* **Instruction**:
Below are the records; locate each line with the word "Quyền" and copy it.

..............................

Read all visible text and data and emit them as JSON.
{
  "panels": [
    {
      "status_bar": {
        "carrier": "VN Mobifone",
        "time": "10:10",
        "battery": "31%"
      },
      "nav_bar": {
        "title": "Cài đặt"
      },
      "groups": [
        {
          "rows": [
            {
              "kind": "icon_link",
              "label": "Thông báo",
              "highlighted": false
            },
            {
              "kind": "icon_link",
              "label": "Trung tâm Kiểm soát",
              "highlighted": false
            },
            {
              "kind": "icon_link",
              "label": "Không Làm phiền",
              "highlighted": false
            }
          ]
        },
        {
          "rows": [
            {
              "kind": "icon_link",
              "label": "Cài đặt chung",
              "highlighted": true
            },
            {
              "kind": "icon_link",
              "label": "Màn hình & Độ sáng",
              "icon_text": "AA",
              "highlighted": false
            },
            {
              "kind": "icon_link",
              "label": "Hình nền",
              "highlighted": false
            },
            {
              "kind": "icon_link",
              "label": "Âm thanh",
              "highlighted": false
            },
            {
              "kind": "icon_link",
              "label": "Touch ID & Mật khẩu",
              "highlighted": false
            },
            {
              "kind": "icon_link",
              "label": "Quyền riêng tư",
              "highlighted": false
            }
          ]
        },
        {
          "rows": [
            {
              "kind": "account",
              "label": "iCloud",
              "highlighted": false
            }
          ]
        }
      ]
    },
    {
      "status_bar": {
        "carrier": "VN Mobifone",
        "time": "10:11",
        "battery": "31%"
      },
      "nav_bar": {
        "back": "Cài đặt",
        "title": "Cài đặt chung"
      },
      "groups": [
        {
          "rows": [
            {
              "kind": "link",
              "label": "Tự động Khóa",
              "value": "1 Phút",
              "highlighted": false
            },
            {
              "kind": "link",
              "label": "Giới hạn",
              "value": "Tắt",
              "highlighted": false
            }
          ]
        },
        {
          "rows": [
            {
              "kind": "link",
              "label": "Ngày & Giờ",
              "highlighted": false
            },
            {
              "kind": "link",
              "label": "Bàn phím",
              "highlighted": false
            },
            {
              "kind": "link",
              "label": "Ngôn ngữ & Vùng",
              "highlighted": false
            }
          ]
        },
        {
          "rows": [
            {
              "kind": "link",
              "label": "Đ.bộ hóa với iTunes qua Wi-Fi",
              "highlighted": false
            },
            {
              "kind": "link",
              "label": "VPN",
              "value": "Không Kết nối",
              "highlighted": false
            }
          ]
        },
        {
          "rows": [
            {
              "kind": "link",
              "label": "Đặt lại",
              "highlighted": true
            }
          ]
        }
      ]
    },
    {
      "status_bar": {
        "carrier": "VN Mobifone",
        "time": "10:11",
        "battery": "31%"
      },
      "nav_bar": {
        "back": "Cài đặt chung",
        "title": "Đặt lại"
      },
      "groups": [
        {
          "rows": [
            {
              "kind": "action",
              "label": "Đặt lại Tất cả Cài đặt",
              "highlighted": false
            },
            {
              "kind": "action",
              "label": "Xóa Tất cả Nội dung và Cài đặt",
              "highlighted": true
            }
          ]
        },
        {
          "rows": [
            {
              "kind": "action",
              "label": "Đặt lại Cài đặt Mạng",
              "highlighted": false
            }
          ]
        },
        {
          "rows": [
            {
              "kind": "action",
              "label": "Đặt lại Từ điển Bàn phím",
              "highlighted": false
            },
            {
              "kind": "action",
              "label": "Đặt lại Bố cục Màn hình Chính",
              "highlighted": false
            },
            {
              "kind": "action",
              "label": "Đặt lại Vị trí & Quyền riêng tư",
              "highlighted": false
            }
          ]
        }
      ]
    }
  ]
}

..............................

* **Expected answer**:
              "label": "Quyền riêng tư",
              "label": "Đặt lại Vị trí & Quyền riêng tư",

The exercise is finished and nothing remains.